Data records
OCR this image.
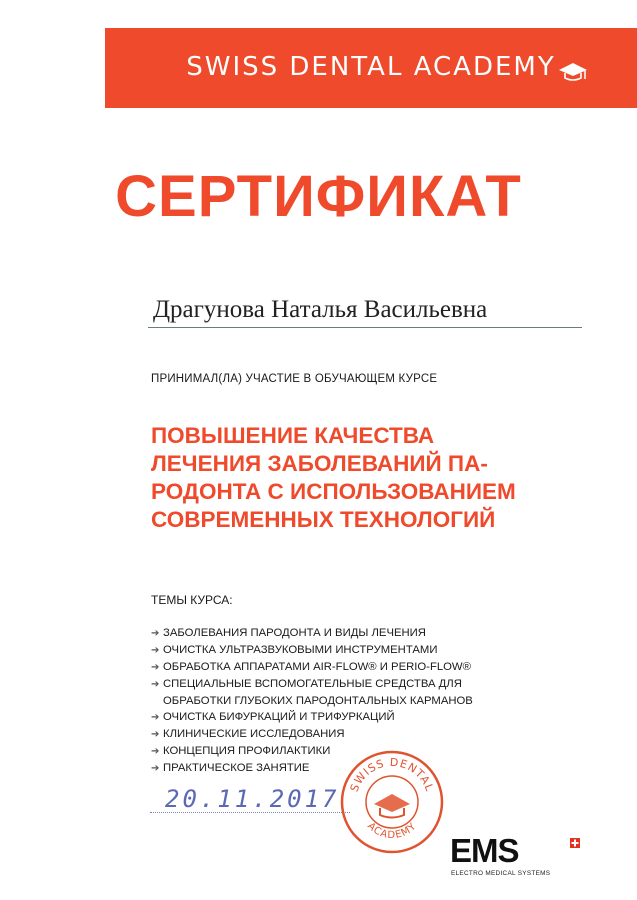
SWISS DENTAL ACADEMY
СЕРТИФИКАТ
Драгунова Наталья Васильевна
ПРИНИМАЛ(ЛА) УЧАСТИЕ В ОБУЧАЮЩЕМ КУРСЕ
ПОВЫШЕНИЕ КАЧЕСТВА
ЛЕЧЕНИЯ ЗАБОЛЕВАНИЙ ПА-
РОДОНТА С ИСПОЛЬЗОВАНИЕМ
СОВРЕМЕННЫХ ТЕХНОЛОГИЙ
ТЕМЫ КУРСА:
➔ ЗАБОЛЕВАНИЯ ПАРОДОНТА И ВИДЫ ЛЕЧЕНИЯ
➔ ОЧИСТКА УЛЬТРАЗВУКОВЫМИ ИНСТРУМЕНТАМИ
➔ ОБРАБОТКА АППАРАТАМИ AIR-FLOW® И PERIO-FLOW®
➔ СПЕЦИАЛЬНЫЕ ВСПОМОГАТЕЛЬНЫЕ СРЕДСТВА ДЛЯ
ОБРАБОТКИ ГЛУБОКИХ ПАРОДОНТАЛЬНЫХ КАРМАНОВ
➔ ОЧИСТКА БИФУРКАЦИЙ И ТРИФУРКАЦИЙ
➔ КЛИНИЧЕСКИЕ ИССЛЕДОВАНИЯ
➔ КОНЦЕПЦИЯ ПРОФИЛАКТИКИ
➔ ПРАКТИЧЕСКОЕ ЗАНЯТИЕ
20.11.2017 SWISS DENTAL
ACADEMY
EMS
ELECTRO MEDICAL SYSTEMS
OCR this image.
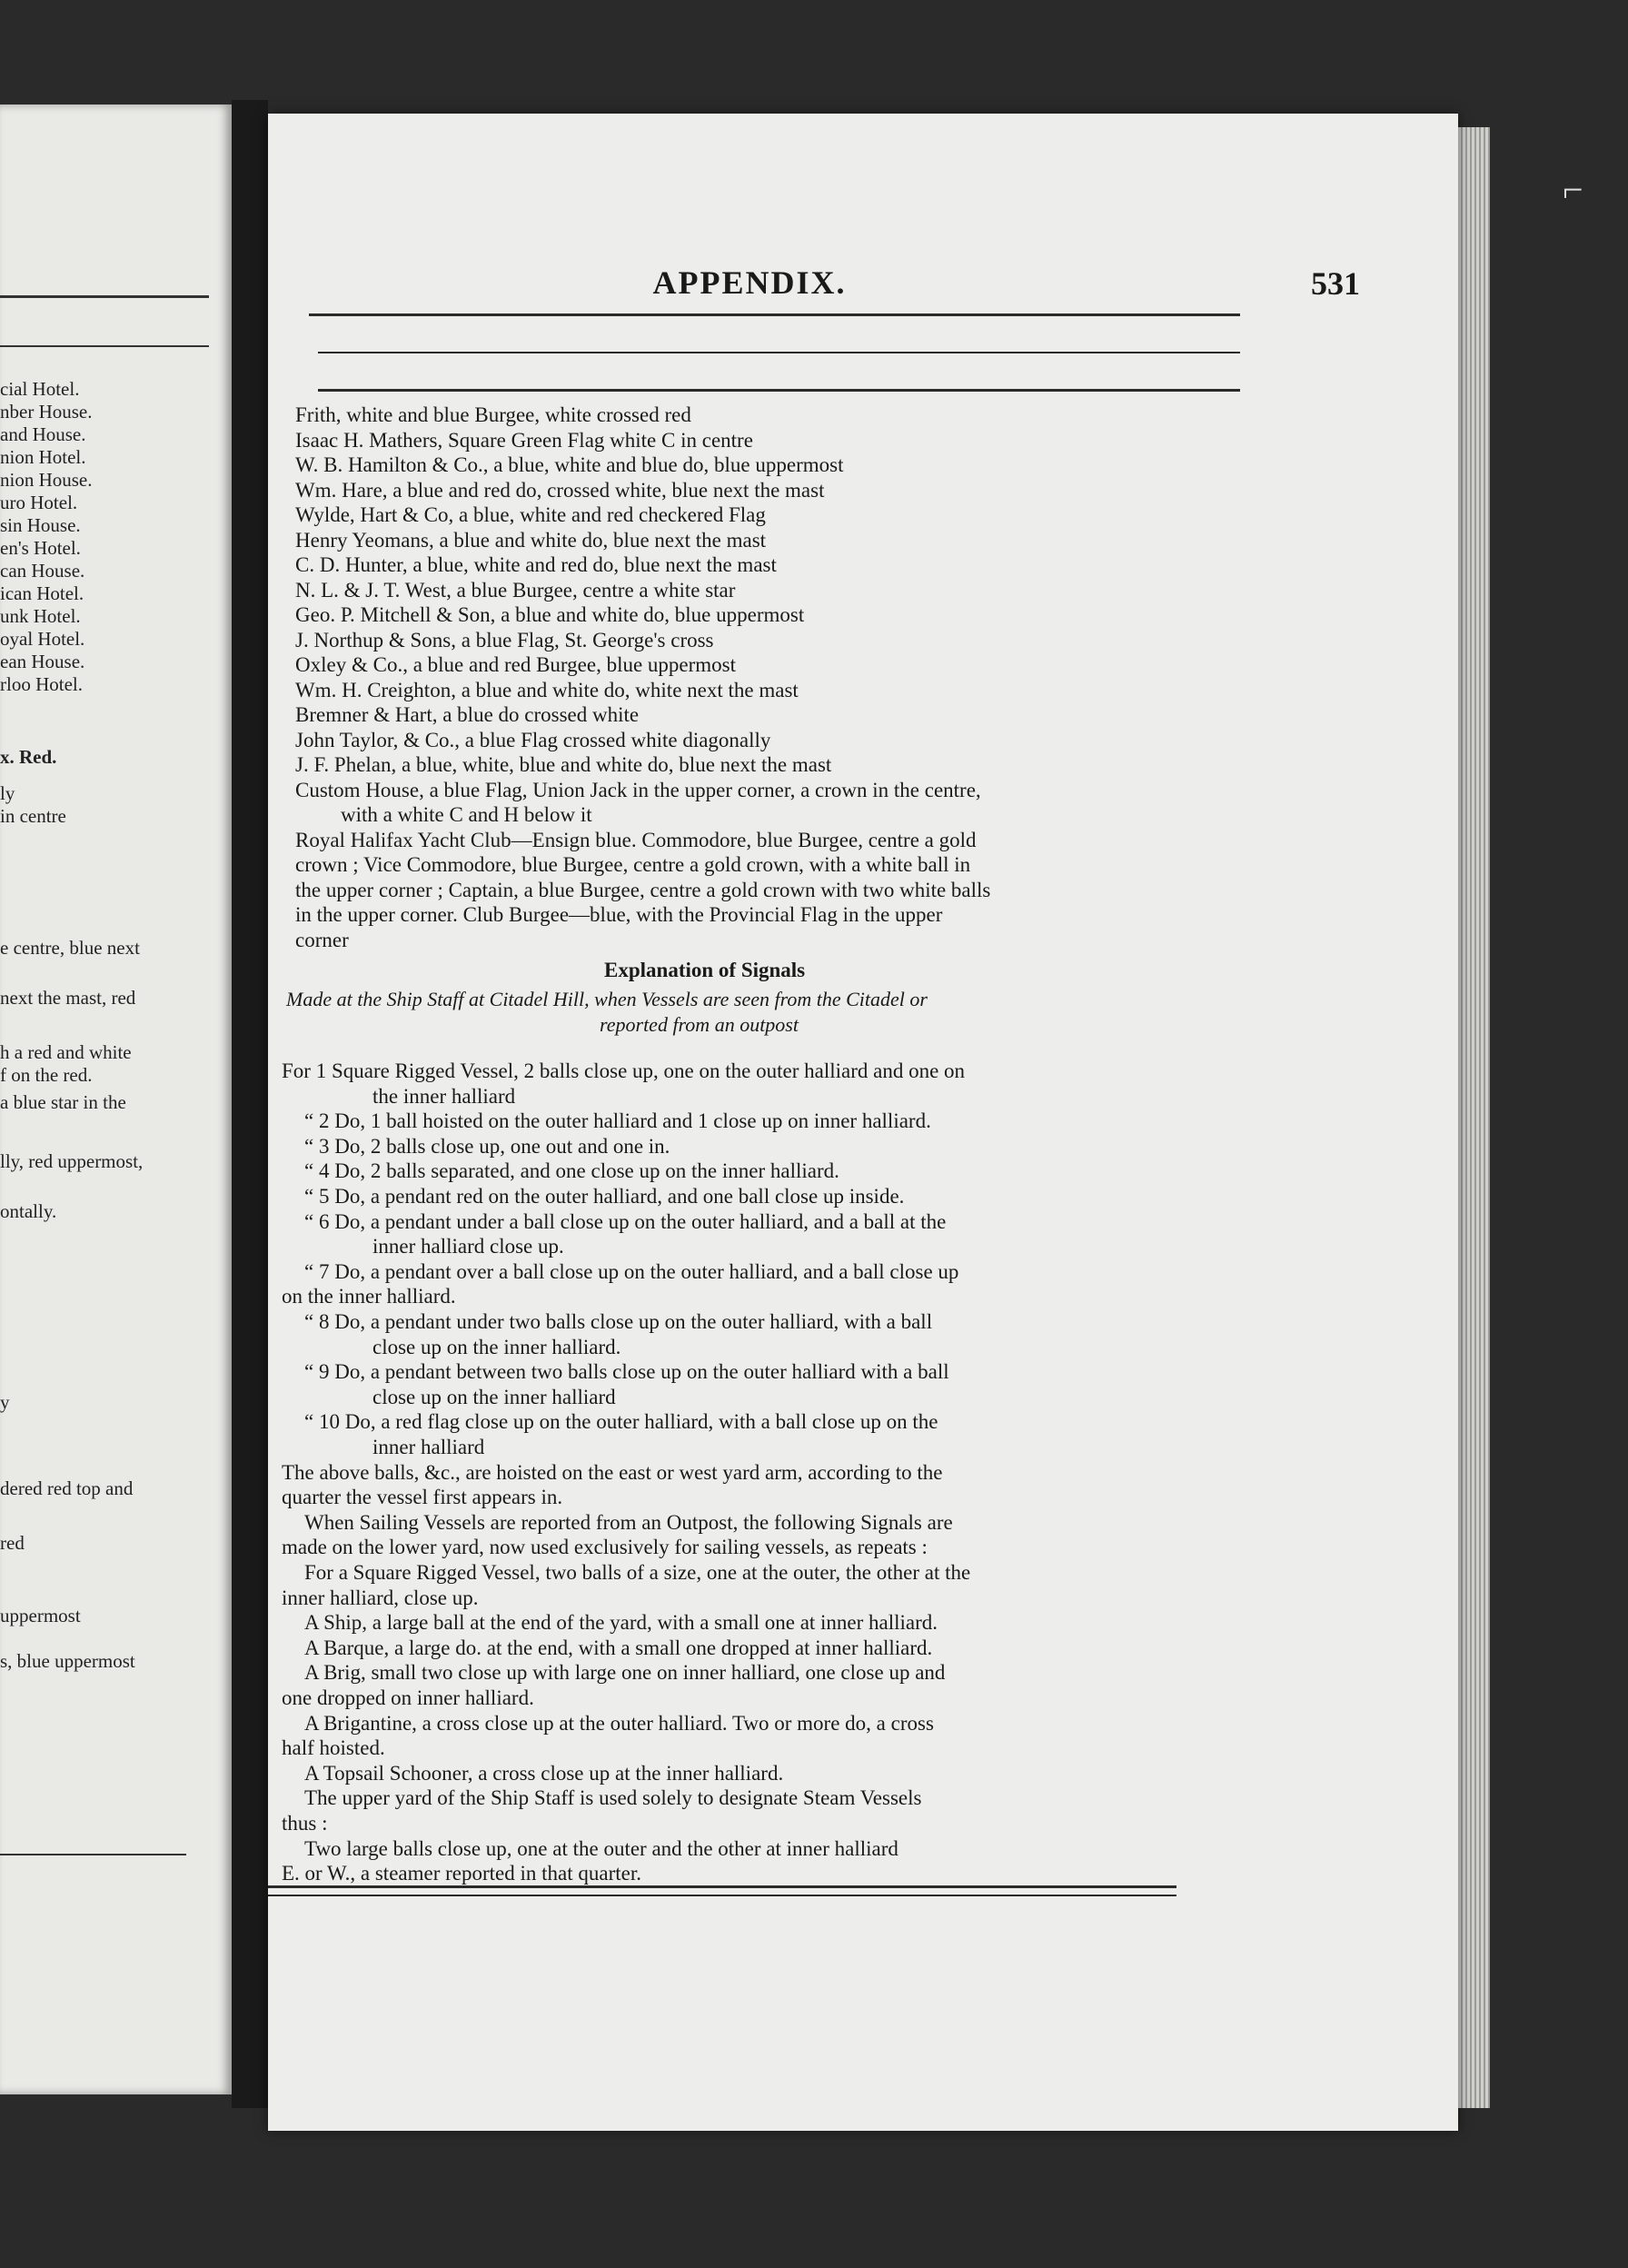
cial Hotel.
nber House.
and House.
nion Hotel.
nion House.
uro Hotel.
sin House.
en's Hotel.
can House.
ican Hotel.
unk Hotel.
oyal Hotel.
ean House.
rloo Hotel.
x. Red.
ly
in centre
e centre, blue next
next the mast, red
h a red and white
f on the red.
a blue star in the
lly, red uppermost,
ontally.
y
dered red top and
red
uppermost
s, blue uppermost
APPENDIX.	531
Frith, white and blue Burgee, white crossed red
Isaac H. Mathers, Square Green Flag white C in centre
W. B. Hamilton & Co., a blue, white and blue do, blue uppermost
Wm. Hare, a blue and red do, crossed white, blue next the mast
Wylde, Hart & Co, a blue, white and red checkered Flag
Henry Yeomans, a blue and white do, blue next the mast
C. D. Hunter, a blue, white and red do, blue next the mast
N. L. & J. T. West, a blue Burgee, centre a white star
Geo. P. Mitchell & Son, a blue and white do, blue uppermost
J. Northup & Sons, a blue Flag, St. George's cross
Oxley & Co., a blue and red Burgee, blue uppermost
Wm. H. Creighton, a blue and white do, white next the mast
Bremner & Hart, a blue do crossed white
John Taylor, & Co., a blue Flag crossed white diagonally
J. F. Phelan, a blue, white, blue and white do, blue next the mast
Custom House, a blue Flag, Union Jack in the upper corner, a crown in the centre,
with a white C and H below it
Royal Halifax Yacht Club—Ensign blue. Commodore, blue Burgee, centre a gold
crown ; Vice Commodore, blue Burgee, centre a gold crown, with a white ball in
the upper corner ; Captain, a blue Burgee, centre a gold crown with two white balls
in the upper corner. Club Burgee—blue, with the Provincial Flag in the upper
corner
Explanation of Signals
Made at the Ship Staff at Citadel Hill, when Vessels are seen from the Citadel or
reported from an outpost
For 1 Square Rigged Vessel, 2 balls close up, one on the outer halliard and one on
the inner halliard
“ 2 Do, 1 ball hoisted on the outer halliard and 1 close up on inner halliard.
“ 3 Do, 2 balls close up, one out and one in.
“ 4 Do, 2 balls separated, and one close up on the inner halliard.
“ 5 Do, a pendant red on the outer halliard, and one ball close up inside.
“ 6 Do, a pendant under a ball close up on the outer halliard, and a ball at the
inner halliard close up.
“ 7 Do, a pendant over a ball close up on the outer halliard, and a ball close up
on the inner halliard.
“ 8 Do, a pendant under two balls close up on the outer halliard, with a ball
close up on the inner halliard.
“ 9 Do, a pendant between two balls close up on the outer halliard with a ball
close up on the inner halliard
“ 10 Do, a red flag close up on the outer halliard, with a ball close up on the
inner halliard
The above balls, &c., are hoisted on the east or west yard arm, according to the
quarter the vessel first appears in.
When Sailing Vessels are reported from an Outpost, the following Signals are
made on the lower yard, now used exclusively for sailing vessels, as repeats :
For a Square Rigged Vessel, two balls of a size, one at the outer, the other at the
inner halliard, close up.
A Ship, a large ball at the end of the yard, with a small one at inner halliard.
A Barque, a large do. at the end, with a small one dropped at inner halliard.
A Brig, small two close up with large one on inner halliard, one close up and
one dropped on inner halliard.
A Brigantine, a cross close up at the outer halliard. Two or more do, a cross
half hoisted.
A Topsail Schooner, a cross close up at the inner halliard.
The upper yard of the Ship Staff is used solely to designate Steam Vessels
thus :
Two large balls close up, one at the outer and the other at inner halliard
E. or W., a steamer reported in that quarter.
⌐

→ What is required: Set the entries down again exactly. Do not include the images.

→ The response:
OCR this image.
SWISS DENTAL ACADEMY
СЕРТИФИКАТ
Драгунова Наталья Васильевна
ПРИНИМАЛ(ЛА) УЧАСТИЕ В ОБУЧАЮЩЕМ КУРСЕ
ПОВЫШЕНИЕ КАЧЕСТВА
ЛЕЧЕНИЯ ЗАБОЛЕВАНИЙ ПА-
РОДОНТА С ИСПОЛЬЗОВАНИЕМ
СОВРЕМЕННЫХ ТЕХНОЛОГИЙ
ТЕМЫ КУРСА:
➔ ЗАБОЛЕВАНИЯ ПАРОДОНТА И ВИДЫ ЛЕЧЕНИЯ
➔ ОЧИСТКА УЛЬТРАЗВУКОВЫМИ ИНСТРУМЕНТАМИ
➔ ОБРАБОТКА АППАРАТАМИ AIR-FLOW® И PERIO-FLOW®
➔ СПЕЦИАЛЬНЫЕ ВСПОМОГАТЕЛЬНЫЕ СРЕДСТВА ДЛЯ
ОБРАБОТКИ ГЛУБОКИХ ПАРОДОНТАЛЬНЫХ КАРМАНОВ
➔ ОЧИСТКА БИФУРКАЦИЙ И ТРИФУРКАЦИЙ
➔ КЛИНИЧЕСКИЕ ИССЛЕДОВАНИЯ
➔ КОНЦЕПЦИЯ ПРОФИЛАКТИКИ
➔ ПРАКТИЧЕСКОЕ ЗАНЯТИЕ
20.11.2017 SWISS DENTAL
ACADEMY
EMS
ELECTRO MEDICAL SYSTEMS
OCR this image.
cial Hotel.
nber House.
and House.
nion Hotel.
nion House.
uro Hotel.
sin House.
en's Hotel.
can House.
ican Hotel.
unk Hotel.
oyal Hotel.
ean House.
rloo Hotel.
x. Red.
ly
in centre
e centre, blue next
next the mast, red
h a red and white
f on the red.
a blue star in the
lly, red uppermost,
ontally.
y
dered red top and
red
uppermost
s, blue uppermost
APPENDIX.	531
Frith, white and blue Burgee, white crossed red
Isaac H. Mathers, Square Green Flag white C in centre
W. B. Hamilton & Co., a blue, white and blue do, blue uppermost
Wm. Hare, a blue and red do, crossed white, blue next the mast
Wylde, Hart & Co, a blue, white and red checkered Flag
Henry Yeomans, a blue and white do, blue next the mast
C. D. Hunter, a blue, white and red do, blue next the mast
N. L. & J. T. West, a blue Burgee, centre a white star
Geo. P. Mitchell & Son, a blue and white do, blue uppermost
J. Northup & Sons, a blue Flag, St. George's cross
Oxley & Co., a blue and red Burgee, blue uppermost
Wm. H. Creighton, a blue and white do, white next the mast
Bremner & Hart, a blue do crossed white
John Taylor, & Co., a blue Flag crossed white diagonally
J. F. Phelan, a blue, white, blue and white do, blue next the mast
Custom House, a blue Flag, Union Jack in the upper corner, a crown in the centre,
with a white C and H below it
Royal Halifax Yacht Club—Ensign blue. Commodore, blue Burgee, centre a gold
crown ; Vice Commodore, blue Burgee, centre a gold crown, with a white ball in
the upper corner ; Captain, a blue Burgee, centre a gold crown with two white balls
in the upper corner. Club Burgee—blue, with the Provincial Flag in the upper
corner
Explanation of Signals
Made at the Ship Staff at Citadel Hill, when Vessels are seen from the Citadel or
reported from an outpost
For 1 Square Rigged Vessel, 2 balls close up, one on the outer halliard and one on
the inner halliard
“ 2 Do, 1 ball hoisted on the outer halliard and 1 close up on inner halliard.
“ 3 Do, 2 balls close up, one out and one in.
“ 4 Do, 2 balls separated, and one close up on the inner halliard.
“ 5 Do, a pendant red on the outer halliard, and one ball close up inside.
“ 6 Do, a pendant under a ball close up on the outer halliard, and a ball at the
inner halliard close up.
“ 7 Do, a pendant over a ball close up on the outer halliard, and a ball close up
on the inner halliard.
“ 8 Do, a pendant under two balls close up on the outer halliard, with a ball
close up on the inner halliard.
“ 9 Do, a pendant between two balls close up on the outer halliard with a ball
close up on the inner halliard
“ 10 Do, a red flag close up on the outer halliard, with a ball close up on the
inner halliard
The above balls, &c., are hoisted on the east or west yard arm, according to the
quarter the vessel first appears in.
When Sailing Vessels are reported from an Outpost, the following Signals are
made on the lower yard, now used exclusively for sailing vessels, as repeats :
For a Square Rigged Vessel, two balls of a size, one at the outer, the other at the
inner halliard, close up.
A Ship, a large ball at the end of the yard, with a small one at inner halliard.
A Barque, a large do. at the end, with a small one dropped at inner halliard.
A Brig, small two close up with large one on inner halliard, one close up and
one dropped on inner halliard.
A Brigantine, a cross close up at the outer halliard. Two or more do, a cross
half hoisted.
A Topsail Schooner, a cross close up at the inner halliard.
The upper yard of the Ship Staff is used solely to designate Steam Vessels
thus :
Two large balls close up, one at the outer and the other at inner halliard
E. or W., a steamer reported in that quarter.
⌐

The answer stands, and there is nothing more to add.